[EXERCISE BRIEF] Look through the records below and give the number of lines holding the string "name", nothing more.

[A run of records]
· · ·
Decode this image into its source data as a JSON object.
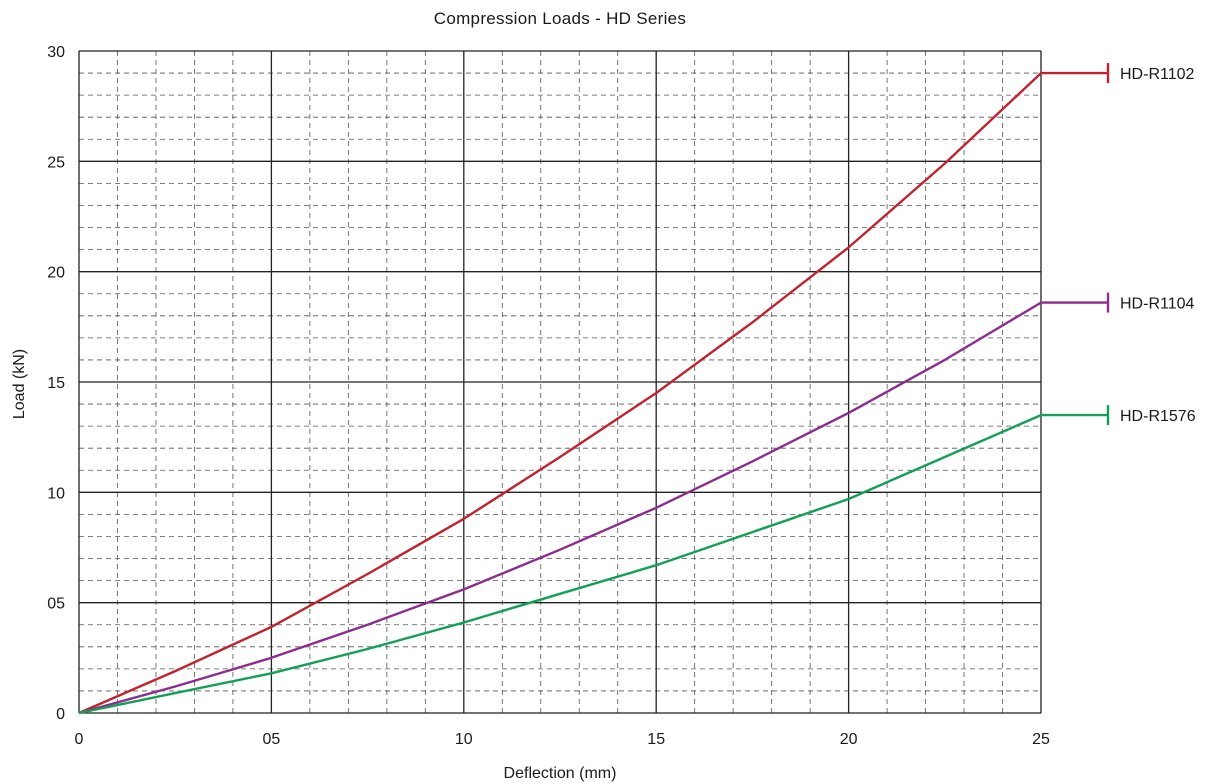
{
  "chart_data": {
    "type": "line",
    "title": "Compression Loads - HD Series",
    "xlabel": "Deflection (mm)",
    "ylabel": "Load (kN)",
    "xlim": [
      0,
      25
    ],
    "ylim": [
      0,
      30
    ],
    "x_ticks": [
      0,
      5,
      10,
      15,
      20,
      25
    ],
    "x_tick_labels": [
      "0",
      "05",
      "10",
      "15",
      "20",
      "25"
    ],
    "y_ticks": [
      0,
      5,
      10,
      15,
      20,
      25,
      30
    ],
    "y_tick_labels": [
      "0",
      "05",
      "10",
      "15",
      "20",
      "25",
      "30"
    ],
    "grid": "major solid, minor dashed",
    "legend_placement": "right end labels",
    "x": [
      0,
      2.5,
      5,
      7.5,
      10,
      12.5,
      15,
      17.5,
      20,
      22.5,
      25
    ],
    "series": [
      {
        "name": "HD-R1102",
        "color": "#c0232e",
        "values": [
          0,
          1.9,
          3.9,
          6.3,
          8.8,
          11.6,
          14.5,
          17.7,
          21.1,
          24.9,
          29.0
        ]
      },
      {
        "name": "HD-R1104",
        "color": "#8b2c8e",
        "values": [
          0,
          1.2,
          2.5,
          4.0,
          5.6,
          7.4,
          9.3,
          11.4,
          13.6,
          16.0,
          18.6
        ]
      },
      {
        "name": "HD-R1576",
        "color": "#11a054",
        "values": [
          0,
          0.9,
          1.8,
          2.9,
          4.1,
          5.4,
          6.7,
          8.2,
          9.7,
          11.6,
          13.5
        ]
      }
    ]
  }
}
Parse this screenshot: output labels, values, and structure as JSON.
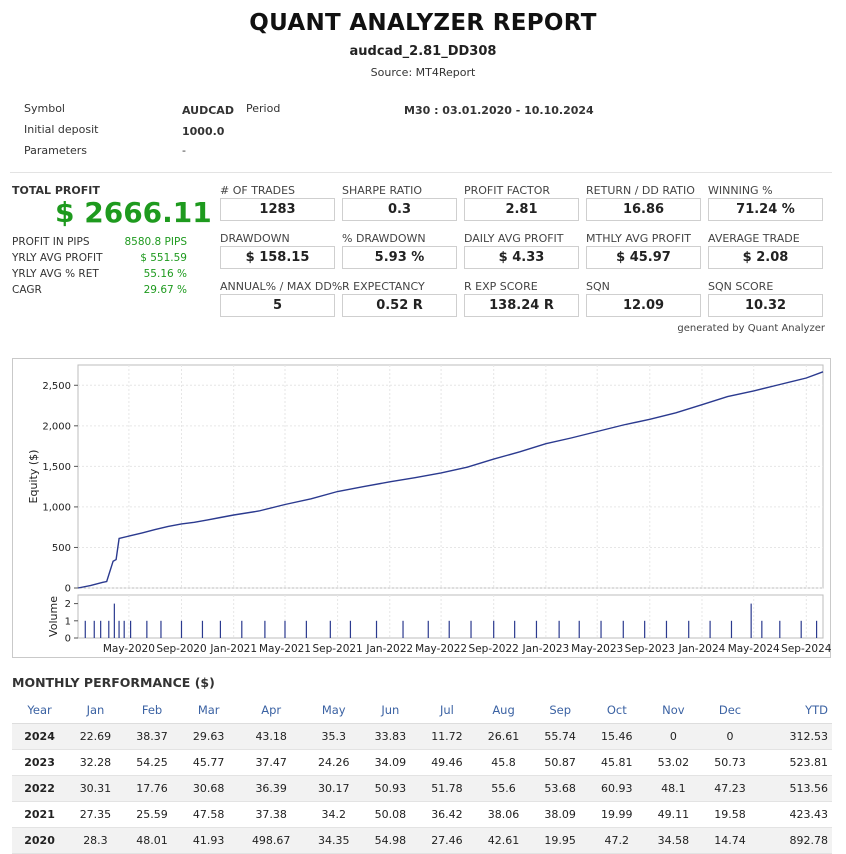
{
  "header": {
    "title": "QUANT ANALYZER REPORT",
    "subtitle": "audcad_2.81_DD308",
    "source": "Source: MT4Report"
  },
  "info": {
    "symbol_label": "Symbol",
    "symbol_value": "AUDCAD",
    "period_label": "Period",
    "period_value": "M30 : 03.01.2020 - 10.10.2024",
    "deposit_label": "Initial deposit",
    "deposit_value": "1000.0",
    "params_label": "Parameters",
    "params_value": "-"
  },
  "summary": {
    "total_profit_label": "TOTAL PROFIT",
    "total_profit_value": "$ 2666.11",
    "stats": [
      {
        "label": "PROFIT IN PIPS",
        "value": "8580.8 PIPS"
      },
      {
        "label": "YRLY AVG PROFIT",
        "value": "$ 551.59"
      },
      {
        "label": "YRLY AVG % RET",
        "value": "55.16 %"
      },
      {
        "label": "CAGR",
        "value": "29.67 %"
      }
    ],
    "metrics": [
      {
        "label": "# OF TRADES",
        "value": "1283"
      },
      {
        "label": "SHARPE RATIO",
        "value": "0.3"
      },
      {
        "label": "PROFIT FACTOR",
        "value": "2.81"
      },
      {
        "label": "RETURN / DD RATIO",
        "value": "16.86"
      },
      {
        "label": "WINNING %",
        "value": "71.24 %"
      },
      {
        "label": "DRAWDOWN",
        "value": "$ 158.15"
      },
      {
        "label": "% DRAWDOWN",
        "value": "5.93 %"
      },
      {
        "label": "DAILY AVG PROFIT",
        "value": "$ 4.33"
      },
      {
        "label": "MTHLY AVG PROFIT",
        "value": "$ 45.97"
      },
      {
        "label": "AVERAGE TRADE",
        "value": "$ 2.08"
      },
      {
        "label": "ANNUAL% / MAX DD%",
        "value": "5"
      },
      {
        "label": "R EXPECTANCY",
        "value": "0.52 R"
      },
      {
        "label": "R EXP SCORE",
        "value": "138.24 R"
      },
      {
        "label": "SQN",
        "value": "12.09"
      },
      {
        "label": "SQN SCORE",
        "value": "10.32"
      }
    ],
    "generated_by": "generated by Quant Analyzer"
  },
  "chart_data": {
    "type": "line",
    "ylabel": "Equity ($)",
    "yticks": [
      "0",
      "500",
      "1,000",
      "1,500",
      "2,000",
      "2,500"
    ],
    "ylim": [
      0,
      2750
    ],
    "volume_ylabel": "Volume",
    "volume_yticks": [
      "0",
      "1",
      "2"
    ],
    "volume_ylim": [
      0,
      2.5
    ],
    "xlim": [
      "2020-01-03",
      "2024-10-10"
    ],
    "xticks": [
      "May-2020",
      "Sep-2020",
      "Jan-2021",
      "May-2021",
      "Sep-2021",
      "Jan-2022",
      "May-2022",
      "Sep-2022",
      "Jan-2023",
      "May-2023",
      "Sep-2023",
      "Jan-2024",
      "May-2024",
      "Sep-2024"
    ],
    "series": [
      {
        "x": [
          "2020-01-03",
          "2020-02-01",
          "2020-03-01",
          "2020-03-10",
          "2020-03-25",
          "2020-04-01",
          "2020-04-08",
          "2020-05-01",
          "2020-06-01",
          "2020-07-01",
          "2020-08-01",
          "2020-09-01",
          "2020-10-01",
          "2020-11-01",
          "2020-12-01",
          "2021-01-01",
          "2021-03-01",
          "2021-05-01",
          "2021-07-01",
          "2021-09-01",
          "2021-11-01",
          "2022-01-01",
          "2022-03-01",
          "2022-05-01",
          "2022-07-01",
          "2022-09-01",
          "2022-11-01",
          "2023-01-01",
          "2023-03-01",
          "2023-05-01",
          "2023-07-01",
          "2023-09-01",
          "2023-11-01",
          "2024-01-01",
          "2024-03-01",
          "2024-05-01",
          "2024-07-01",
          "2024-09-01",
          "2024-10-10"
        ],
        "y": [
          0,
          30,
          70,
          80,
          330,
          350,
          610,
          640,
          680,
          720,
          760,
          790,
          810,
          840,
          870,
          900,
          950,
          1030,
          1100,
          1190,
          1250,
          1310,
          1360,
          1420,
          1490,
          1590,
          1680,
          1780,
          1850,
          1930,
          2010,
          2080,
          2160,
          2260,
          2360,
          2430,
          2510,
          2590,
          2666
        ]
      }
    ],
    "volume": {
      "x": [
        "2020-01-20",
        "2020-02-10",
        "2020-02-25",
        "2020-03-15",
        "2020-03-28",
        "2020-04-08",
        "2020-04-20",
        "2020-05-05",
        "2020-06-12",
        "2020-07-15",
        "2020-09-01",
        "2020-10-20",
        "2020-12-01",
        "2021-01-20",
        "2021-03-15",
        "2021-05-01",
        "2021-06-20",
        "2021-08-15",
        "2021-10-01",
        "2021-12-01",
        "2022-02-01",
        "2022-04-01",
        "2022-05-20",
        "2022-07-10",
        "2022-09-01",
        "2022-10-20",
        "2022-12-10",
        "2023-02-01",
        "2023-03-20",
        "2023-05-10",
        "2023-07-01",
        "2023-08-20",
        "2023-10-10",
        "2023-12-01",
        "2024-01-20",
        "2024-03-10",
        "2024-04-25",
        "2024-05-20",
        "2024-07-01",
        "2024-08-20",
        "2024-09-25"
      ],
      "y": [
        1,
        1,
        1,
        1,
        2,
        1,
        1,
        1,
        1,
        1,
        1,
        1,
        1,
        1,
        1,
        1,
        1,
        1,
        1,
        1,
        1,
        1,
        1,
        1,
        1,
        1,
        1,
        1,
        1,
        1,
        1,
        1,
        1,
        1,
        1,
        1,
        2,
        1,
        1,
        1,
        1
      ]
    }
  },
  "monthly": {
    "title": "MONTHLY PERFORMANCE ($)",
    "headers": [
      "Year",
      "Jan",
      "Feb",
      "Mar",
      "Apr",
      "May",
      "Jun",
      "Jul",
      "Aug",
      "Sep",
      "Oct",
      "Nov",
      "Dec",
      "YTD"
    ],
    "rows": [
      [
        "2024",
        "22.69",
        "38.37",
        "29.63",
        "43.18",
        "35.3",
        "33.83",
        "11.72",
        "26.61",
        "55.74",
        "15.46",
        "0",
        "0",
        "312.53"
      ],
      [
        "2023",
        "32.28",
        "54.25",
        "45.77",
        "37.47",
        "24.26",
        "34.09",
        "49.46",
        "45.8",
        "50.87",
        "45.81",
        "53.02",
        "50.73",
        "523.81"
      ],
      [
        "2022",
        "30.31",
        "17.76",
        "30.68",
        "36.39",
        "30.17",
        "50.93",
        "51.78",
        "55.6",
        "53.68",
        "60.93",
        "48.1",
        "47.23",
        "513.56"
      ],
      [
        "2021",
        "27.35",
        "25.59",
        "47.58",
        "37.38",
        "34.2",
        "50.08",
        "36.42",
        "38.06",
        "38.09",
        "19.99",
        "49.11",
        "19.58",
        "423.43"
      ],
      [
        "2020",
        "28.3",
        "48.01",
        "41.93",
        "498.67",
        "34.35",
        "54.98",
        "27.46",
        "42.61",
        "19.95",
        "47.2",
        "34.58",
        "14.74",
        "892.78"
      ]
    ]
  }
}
· · ·
[SOLUTION FOR THIS TASK] 3